Objective —
Output the data below in full, character for character.

Dataset content —
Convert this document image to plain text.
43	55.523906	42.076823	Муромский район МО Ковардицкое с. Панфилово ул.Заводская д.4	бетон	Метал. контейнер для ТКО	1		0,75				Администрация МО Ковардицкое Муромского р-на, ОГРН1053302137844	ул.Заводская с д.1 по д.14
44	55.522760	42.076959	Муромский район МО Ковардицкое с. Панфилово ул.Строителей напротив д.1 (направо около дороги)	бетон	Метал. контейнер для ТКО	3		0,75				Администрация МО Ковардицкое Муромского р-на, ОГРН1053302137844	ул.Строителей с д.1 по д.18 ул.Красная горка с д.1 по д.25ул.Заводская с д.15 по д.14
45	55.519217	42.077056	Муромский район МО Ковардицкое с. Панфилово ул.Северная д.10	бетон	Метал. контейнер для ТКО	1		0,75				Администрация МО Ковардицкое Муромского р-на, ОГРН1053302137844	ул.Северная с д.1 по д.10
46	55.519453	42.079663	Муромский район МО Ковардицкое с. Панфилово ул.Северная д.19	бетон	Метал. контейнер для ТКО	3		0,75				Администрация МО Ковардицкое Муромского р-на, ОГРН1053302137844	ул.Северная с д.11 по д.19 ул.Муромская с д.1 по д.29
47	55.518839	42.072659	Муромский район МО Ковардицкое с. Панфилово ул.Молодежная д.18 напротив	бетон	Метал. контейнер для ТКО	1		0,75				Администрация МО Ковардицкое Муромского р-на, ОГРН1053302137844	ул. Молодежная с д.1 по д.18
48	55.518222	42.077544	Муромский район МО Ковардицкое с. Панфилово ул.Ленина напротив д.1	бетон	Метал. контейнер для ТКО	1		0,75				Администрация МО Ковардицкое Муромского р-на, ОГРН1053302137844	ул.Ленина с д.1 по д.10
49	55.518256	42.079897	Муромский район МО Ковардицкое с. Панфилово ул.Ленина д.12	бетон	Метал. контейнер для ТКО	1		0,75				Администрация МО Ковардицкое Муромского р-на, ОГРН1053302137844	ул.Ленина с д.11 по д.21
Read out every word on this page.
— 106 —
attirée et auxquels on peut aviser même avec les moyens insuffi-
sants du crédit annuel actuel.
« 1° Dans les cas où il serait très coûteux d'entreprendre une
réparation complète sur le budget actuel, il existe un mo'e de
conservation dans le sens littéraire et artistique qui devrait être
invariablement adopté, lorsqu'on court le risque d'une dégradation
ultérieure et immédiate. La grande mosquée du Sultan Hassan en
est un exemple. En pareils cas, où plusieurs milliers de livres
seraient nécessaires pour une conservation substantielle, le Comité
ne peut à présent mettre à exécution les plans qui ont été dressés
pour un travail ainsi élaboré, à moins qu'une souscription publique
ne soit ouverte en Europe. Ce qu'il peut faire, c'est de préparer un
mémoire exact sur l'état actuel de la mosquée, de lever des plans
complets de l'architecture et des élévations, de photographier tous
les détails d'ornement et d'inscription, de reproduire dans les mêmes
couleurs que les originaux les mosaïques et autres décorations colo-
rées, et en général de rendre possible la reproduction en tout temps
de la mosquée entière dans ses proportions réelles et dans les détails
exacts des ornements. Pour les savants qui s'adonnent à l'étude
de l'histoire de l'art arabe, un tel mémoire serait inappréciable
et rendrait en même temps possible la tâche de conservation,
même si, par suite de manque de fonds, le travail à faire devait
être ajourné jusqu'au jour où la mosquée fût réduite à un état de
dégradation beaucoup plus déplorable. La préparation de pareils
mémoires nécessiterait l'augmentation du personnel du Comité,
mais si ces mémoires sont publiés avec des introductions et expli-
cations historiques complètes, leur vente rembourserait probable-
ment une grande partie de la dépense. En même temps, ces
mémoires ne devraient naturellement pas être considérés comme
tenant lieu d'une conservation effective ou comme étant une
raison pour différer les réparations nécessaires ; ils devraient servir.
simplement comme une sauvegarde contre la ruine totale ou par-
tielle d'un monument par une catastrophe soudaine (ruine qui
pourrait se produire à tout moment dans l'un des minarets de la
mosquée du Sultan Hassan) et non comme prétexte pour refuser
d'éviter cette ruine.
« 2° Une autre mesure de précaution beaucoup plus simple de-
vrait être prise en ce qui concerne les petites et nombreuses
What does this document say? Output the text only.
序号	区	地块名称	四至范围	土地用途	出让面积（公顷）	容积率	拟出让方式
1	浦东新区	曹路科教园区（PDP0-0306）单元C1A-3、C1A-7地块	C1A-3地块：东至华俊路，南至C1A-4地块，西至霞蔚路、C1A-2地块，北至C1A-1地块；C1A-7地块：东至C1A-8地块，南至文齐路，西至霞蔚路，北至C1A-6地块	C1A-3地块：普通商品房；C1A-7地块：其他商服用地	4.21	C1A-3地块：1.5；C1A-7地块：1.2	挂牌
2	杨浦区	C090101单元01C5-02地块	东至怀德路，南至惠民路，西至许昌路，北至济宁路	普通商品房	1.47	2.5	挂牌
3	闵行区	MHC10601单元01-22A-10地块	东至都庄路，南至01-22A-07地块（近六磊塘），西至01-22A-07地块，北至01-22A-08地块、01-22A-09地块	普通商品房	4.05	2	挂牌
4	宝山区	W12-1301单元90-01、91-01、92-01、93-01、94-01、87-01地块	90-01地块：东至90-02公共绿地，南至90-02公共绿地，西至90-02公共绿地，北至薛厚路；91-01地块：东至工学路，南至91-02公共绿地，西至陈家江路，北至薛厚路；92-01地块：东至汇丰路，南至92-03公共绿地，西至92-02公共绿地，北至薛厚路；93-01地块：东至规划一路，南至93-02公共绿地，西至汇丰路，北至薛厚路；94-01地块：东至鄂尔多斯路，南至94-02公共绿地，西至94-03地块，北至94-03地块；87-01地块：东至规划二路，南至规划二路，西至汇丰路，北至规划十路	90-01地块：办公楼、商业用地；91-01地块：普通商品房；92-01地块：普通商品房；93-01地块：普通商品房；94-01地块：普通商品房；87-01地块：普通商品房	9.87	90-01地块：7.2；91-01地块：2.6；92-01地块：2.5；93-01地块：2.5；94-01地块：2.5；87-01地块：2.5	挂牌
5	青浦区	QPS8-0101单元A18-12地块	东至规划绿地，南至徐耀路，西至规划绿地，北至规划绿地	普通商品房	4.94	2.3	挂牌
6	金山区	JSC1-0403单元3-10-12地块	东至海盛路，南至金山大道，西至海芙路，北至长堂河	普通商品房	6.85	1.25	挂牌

Reply —
Convert this document image to plain text.
43	55.523906	42.076823	Муромский район МО Ковардицкое с. Панфилово ул.Заводская д.4	бетон	Метал. контейнер для ТКО	1		0,75				Администрация МО Ковардицкое Муромского р-на, ОГРН1053302137844	ул.Заводская с д.1 по д.14
44	55.522760	42.076959	Муромский район МО Ковардицкое с. Панфилово ул.Строителей напротив д.1 (направо около дороги)	бетон	Метал. контейнер для ТКО	3		0,75				Администрация МО Ковардицкое Муромского р-на, ОГРН1053302137844	ул.Строителей с д.1 по д.18 ул.Красная горка с д.1 по д.25ул.Заводская с д.15 по д.14
45	55.519217	42.077056	Муромский район МО Ковардицкое с. Панфилово ул.Северная д.10	бетон	Метал. контейнер для ТКО	1		0,75				Администрация МО Ковардицкое Муромского р-на, ОГРН1053302137844	ул.Северная с д.1 по д.10
46	55.519453	42.079663	Муромский район МО Ковардицкое с. Панфилово ул.Северная д.19	бетон	Метал. контейнер для ТКО	3		0,75				Администрация МО Ковардицкое Муромского р-на, ОГРН1053302137844	ул.Северная с д.11 по д.19 ул.Муромская с д.1 по д.29
47	55.518839	42.072659	Муромский район МО Ковардицкое с. Панфилово ул.Молодежная д.18 напротив	бетон	Метал. контейнер для ТКО	1		0,75				Администрация МО Ковардицкое Муромского р-на, ОГРН1053302137844	ул. Молодежная с д.1 по д.18
48	55.518222	42.077544	Муромский район МО Ковардицкое с. Панфилово ул.Ленина напротив д.1	бетон	Метал. контейнер для ТКО	1		0,75				Администрация МО Ковардицкое Муромского р-на, ОГРН1053302137844	ул.Ленина с д.1 по д.10
49	55.518256	42.079897	Муромский район МО Ковардицкое с. Панфилово ул.Ленина д.12	бетон	Метал. контейнер для ТКО	1		0,75				Администрация МО Ковардицкое Муромского р-на, ОГРН1053302137844	ул.Ленина с д.11 по д.21
Read out every word on this page.
— 106 —
attirée et auxquels on peut aviser même avec les moyens insuffi-
sants du crédit annuel actuel.
« 1° Dans les cas où il serait très coûteux d'entreprendre une
réparation complète sur le budget actuel, il existe un mo'e de
conservation dans le sens littéraire et artistique qui devrait être
invariablement adopté, lorsqu'on court le risque d'une dégradation
ultérieure et immédiate. La grande mosquée du Sultan Hassan en
est un exemple. En pareils cas, où plusieurs milliers de livres
seraient nécessaires pour une conservation substantielle, le Comité
ne peut à présent mettre à exécution les plans qui ont été dressés
pour un travail ainsi élaboré, à moins qu'une souscription publique
ne soit ouverte en Europe. Ce qu'il peut faire, c'est de préparer un
mémoire exact sur l'état actuel de la mosquée, de lever des plans
complets de l'architecture et des élévations, de photographier tous
les détails d'ornement et d'inscription, de reproduire dans les mêmes
couleurs que les originaux les mosaïques et autres décorations colo-
rées, et en général de rendre possible la reproduction en tout temps
de la mosquée entière dans ses proportions réelles et dans les détails
exacts des ornements. Pour les savants qui s'adonnent à l'étude
de l'histoire de l'art arabe, un tel mémoire serait inappréciable
et rendrait en même temps possible la tâche de conservation,
même si, par suite de manque de fonds, le travail à faire devait
être ajourné jusqu'au jour où la mosquée fût réduite à un état de
dégradation beaucoup plus déplorable. La préparation de pareils
mémoires nécessiterait l'augmentation du personnel du Comité,
mais si ces mémoires sont publiés avec des introductions et expli-
cations historiques complètes, leur vente rembourserait probable-
ment une grande partie de la dépense. En même temps, ces
mémoires ne devraient naturellement pas être considérés comme
tenant lieu d'une conservation effective ou comme étant une
raison pour différer les réparations nécessaires ; ils devraient servir.
simplement comme une sauvegarde contre la ruine totale ou par-
tielle d'un monument par une catastrophe soudaine (ruine qui
pourrait se produire à tout moment dans l'un des minarets de la
mosquée du Sultan Hassan) et non comme prétexte pour refuser
d'éviter cette ruine.
« 2° Une autre mesure de précaution beaucoup plus simple de-
vrait être prise en ce qui concerne les petites et nombreuses
What does this document say? Output the text only.
序号	区	地块名称	四至范围	土地用途	出让面积（公顷）	容积率	拟出让方式
1	浦东新区	曹路科教园区（PDP0-0306）单元C1A-3、C1A-7地块	C1A-3地块：东至华俊路，南至C1A-4地块，西至霞蔚路、C1A-2地块，北至C1A-1地块；C1A-7地块：东至C1A-8地块，南至文齐路，西至霞蔚路，北至C1A-6地块	C1A-3地块：普通商品房；C1A-7地块：其他商服用地	4.21	C1A-3地块：1.5；C1A-7地块：1.2	挂牌
2	杨浦区	C090101单元01C5-02地块	东至怀德路，南至惠民路，西至许昌路，北至济宁路	普通商品房	1.47	2.5	挂牌
3	闵行区	MHC10601单元01-22A-10地块	东至都庄路，南至01-22A-07地块（近六磊塘），西至01-22A-07地块，北至01-22A-08地块、01-22A-09地块	普通商品房	4.05	2	挂牌
4	宝山区	W12-1301单元90-01、91-01、92-01、93-01、94-01、87-01地块	90-01地块：东至90-02公共绿地，南至90-02公共绿地，西至90-02公共绿地，北至薛厚路；91-01地块：东至工学路，南至91-02公共绿地，西至陈家江路，北至薛厚路；92-01地块：东至汇丰路，南至92-03公共绿地，西至92-02公共绿地，北至薛厚路；93-01地块：东至规划一路，南至93-02公共绿地，西至汇丰路，北至薛厚路；94-01地块：东至鄂尔多斯路，南至94-02公共绿地，西至94-03地块，北至94-03地块；87-01地块：东至规划二路，南至规划二路，西至汇丰路，北至规划十路	90-01地块：办公楼、商业用地；91-01地块：普通商品房；92-01地块：普通商品房；93-01地块：普通商品房；94-01地块：普通商品房；87-01地块：普通商品房	9.87	90-01地块：7.2；91-01地块：2.6；92-01地块：2.5；93-01地块：2.5；94-01地块：2.5；87-01地块：2.5	挂牌
5	青浦区	QPS8-0101单元A18-12地块	东至规划绿地，南至徐耀路，西至规划绿地，北至规划绿地	普通商品房	4.94	2.3	挂牌
6	金山区	JSC1-0403单元3-10-12地块	东至海盛路，南至金山大道，西至海芙路，北至长堂河	普通商品房	6.85	1.25	挂牌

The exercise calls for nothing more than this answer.